# [Goal of the exercise]
Search the entries below. Return every line that has "headline" in it.

==== Records shown

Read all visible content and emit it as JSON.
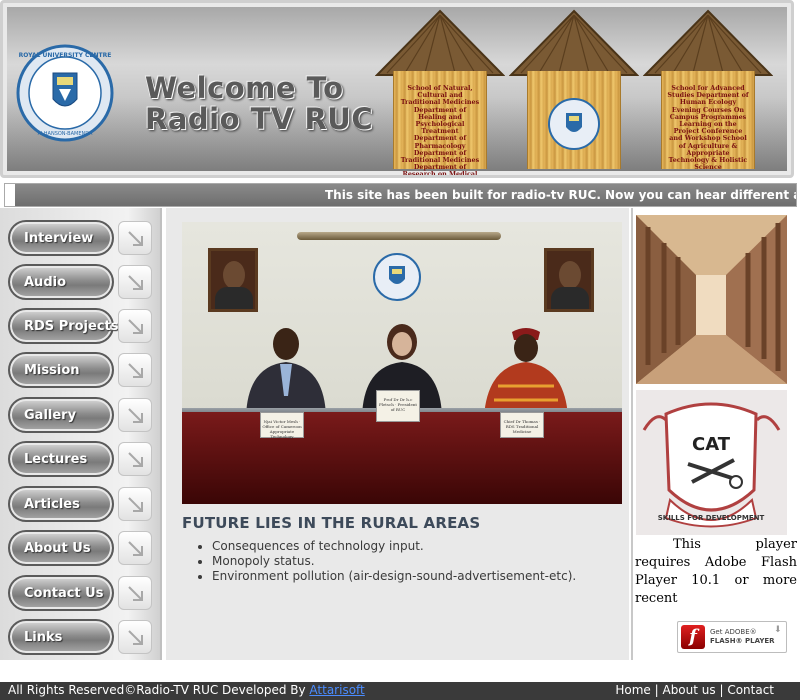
{
  "header": {
    "welcome_line1": "Welcome To",
    "welcome_line2": "Radio TV RUC",
    "logo_text": "ROYAL UNIVERSITY CENTRE · ALHANSON-BAMENDA CAMEROON",
    "hut_signs": [
      "School of Natural, Cultural and Traditional Medicines Department of Healing and Psychological Treatment Department of Pharmacology Department of Traditional Medicines Department of Research on Medical Plants and Medical Creatures Department of Botanical Gardens",
      "",
      "School for Advanced Studies Department of Human Ecology Evening Courses On Campus Programmes Learning on the Project Conference and Workshop School of Agriculture & Appropriate Technology & Holistic Science"
    ]
  },
  "marquee": {
    "text": "This site has been built for radio-tv RUC. Now you can hear different audios on our online"
  },
  "nav": {
    "items": [
      {
        "label": "Interview"
      },
      {
        "label": "Audio"
      },
      {
        "label": "RDS Projects"
      },
      {
        "label": "Mission"
      },
      {
        "label": "Gallery"
      },
      {
        "label": "Lectures"
      },
      {
        "label": "Articles"
      },
      {
        "label": "About Us"
      },
      {
        "label": "Contact Us"
      },
      {
        "label": "Links"
      }
    ]
  },
  "main": {
    "name_cards": [
      "Njai Victor Mesh · Office of Cameroon Appropriate Technology",
      "Prof Dr Dr h.c Pletsch · President of RUC",
      "Chief Dr Thomas · RDS Traditional Medicine"
    ],
    "headline": "FUTURE LIES IN THE RURAL AREAS",
    "bullets": [
      "Consequences of technology input.",
      "Monopoly status.",
      "Environment pollution (air-design-sound-advertisement-etc)."
    ]
  },
  "right": {
    "cat_text": "CAT",
    "cat_motto": "SKILLS FOR DEVELOPMENT",
    "flash_message": "This player requires Adobe Flash Player 10.1 or more recent",
    "flash_badge_line1": "Get ADOBE®",
    "flash_badge_line2": "FLASH® PLAYER"
  },
  "footer": {
    "rights_text": "All Rights Reserved©Radio-TV RUC Developed By ",
    "developer_link": "Attarisoft",
    "links": [
      "Home",
      "About us",
      "Contact"
    ],
    "separator": " | "
  },
  "colors": {
    "nav_button": "#8d8d8d",
    "headline": "#3d4a5a",
    "footer_bg": "#3a3a3a",
    "developer_link": "#4a8cff"
  }
}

========

# [Solution to this problem]
    "headline": "FUTURE LIES IN THE RURAL AREAS",
    "headline": "#3d4a5a",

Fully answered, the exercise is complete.